— begin —

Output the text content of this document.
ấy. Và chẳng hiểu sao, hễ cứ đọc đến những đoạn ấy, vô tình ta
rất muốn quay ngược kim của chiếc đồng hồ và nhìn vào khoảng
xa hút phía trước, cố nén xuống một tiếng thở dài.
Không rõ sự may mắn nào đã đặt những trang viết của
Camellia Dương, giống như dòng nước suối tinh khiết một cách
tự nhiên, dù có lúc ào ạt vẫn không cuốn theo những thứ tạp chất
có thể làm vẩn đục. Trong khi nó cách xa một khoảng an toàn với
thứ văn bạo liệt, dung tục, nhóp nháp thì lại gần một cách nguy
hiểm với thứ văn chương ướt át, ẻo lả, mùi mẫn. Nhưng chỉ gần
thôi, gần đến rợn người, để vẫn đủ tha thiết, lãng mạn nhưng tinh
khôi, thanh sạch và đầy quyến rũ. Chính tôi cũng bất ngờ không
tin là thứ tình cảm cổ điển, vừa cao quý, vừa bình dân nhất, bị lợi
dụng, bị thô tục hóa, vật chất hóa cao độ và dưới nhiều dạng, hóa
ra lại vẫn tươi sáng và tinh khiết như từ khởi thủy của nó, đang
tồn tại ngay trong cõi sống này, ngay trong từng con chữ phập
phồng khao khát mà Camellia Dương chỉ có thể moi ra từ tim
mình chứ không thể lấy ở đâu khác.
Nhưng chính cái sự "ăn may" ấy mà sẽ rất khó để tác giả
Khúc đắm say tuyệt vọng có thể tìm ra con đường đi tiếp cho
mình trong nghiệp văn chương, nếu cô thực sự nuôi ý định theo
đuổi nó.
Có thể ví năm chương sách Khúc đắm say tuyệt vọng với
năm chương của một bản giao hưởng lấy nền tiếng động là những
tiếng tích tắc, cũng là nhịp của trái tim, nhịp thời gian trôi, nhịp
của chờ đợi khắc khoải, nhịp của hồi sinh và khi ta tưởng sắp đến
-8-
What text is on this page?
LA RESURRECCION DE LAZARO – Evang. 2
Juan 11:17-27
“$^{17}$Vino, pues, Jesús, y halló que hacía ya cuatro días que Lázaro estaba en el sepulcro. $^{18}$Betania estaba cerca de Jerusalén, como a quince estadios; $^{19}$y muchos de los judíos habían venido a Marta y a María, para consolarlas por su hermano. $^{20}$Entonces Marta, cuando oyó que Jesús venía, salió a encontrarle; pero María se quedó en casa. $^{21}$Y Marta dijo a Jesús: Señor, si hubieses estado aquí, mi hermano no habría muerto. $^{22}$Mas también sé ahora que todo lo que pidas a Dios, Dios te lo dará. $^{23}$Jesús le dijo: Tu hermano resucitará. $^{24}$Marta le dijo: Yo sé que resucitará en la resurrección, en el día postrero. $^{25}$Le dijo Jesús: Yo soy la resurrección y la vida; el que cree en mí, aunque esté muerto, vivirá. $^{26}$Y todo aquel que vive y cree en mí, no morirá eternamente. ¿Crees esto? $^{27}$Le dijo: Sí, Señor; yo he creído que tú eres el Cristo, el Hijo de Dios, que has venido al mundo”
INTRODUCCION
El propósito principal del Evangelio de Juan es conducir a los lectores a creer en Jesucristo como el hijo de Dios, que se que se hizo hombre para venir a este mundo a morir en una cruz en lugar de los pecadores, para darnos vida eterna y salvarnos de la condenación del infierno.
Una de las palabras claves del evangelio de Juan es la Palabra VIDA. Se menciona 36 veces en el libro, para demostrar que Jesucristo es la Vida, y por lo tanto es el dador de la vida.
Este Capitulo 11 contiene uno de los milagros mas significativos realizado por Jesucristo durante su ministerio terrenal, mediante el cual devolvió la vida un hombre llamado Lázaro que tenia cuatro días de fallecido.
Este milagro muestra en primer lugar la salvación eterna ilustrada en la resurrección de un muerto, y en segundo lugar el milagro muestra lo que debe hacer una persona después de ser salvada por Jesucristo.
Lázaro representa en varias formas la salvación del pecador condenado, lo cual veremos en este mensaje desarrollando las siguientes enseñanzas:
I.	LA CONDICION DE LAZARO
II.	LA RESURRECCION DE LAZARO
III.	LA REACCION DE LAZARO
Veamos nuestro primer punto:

— end —
— begin —

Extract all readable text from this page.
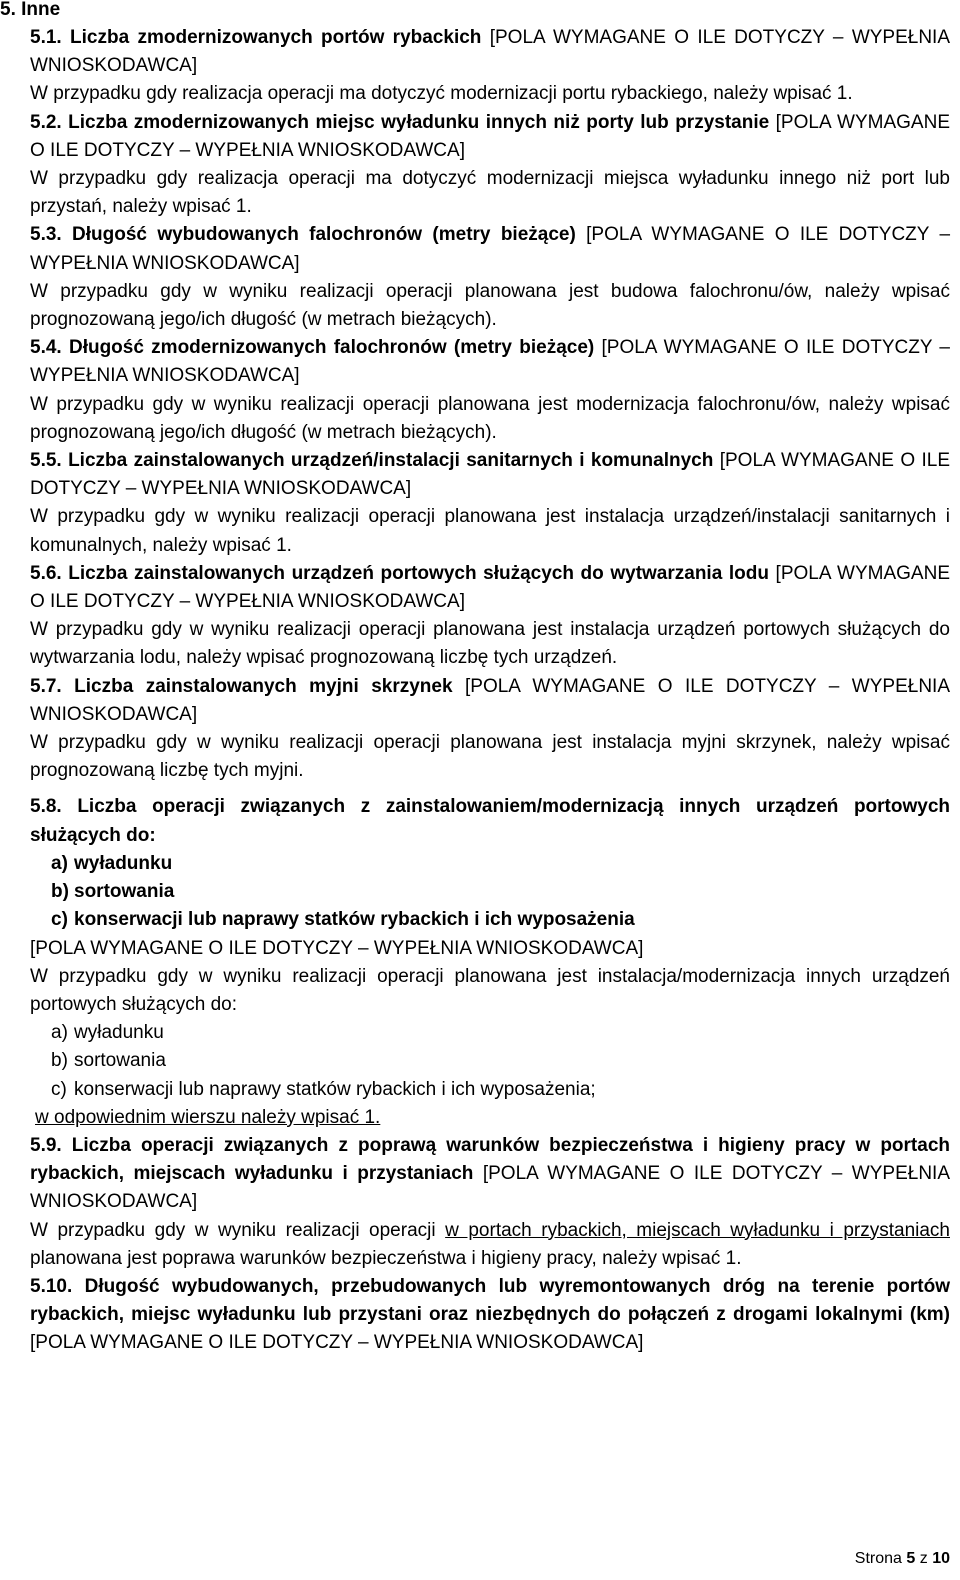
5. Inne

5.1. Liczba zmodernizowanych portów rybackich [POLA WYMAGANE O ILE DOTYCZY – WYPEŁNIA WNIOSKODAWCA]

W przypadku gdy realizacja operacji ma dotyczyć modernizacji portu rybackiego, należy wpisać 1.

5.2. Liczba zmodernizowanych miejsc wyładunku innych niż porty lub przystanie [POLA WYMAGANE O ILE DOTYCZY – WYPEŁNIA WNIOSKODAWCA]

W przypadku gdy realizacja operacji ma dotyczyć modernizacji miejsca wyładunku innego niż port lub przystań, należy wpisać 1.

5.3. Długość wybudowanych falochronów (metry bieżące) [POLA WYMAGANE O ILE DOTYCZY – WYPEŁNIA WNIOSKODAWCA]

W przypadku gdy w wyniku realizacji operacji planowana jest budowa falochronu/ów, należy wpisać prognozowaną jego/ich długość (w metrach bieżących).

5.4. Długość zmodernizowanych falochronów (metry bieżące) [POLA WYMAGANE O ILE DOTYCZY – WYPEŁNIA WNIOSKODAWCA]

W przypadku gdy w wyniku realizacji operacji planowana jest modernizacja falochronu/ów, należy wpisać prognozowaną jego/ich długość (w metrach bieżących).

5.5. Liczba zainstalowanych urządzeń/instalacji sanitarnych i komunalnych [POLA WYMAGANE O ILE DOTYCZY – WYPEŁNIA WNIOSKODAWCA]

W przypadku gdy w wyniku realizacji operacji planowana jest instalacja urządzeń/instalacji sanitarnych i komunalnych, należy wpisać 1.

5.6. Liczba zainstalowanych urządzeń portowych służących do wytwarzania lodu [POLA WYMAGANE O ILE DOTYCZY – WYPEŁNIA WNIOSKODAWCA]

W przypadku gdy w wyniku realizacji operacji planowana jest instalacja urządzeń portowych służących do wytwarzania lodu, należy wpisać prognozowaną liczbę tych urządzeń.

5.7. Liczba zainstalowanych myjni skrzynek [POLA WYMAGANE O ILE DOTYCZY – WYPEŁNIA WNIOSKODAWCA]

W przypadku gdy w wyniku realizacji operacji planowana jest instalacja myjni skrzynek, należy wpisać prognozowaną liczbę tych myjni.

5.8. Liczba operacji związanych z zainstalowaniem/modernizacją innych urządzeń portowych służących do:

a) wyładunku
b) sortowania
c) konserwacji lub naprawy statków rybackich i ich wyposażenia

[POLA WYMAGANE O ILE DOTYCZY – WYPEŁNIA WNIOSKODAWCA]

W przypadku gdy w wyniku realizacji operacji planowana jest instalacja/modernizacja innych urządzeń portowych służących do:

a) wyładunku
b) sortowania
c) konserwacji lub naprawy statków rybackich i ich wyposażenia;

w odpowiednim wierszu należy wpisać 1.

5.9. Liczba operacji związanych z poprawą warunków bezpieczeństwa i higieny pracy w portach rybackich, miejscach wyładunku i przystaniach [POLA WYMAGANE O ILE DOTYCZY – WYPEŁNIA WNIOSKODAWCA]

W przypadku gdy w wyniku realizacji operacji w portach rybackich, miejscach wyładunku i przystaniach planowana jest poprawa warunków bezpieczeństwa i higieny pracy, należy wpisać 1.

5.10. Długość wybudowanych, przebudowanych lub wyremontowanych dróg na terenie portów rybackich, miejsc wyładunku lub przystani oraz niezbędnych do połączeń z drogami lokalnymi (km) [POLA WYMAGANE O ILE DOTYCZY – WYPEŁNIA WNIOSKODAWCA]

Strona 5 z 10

— end —

» Requirement: Find the string "primer" in the listing and return every line that holds it.

» Result for this task:
Este milagro muestra en primer lugar la salvación eterna ilustrada en la resurrección de un muerto, y en segundo lugar el milagro muestra lo que debe hacer una persona después de ser salvada por Jesucristo.
Veamos nuestro primer punto:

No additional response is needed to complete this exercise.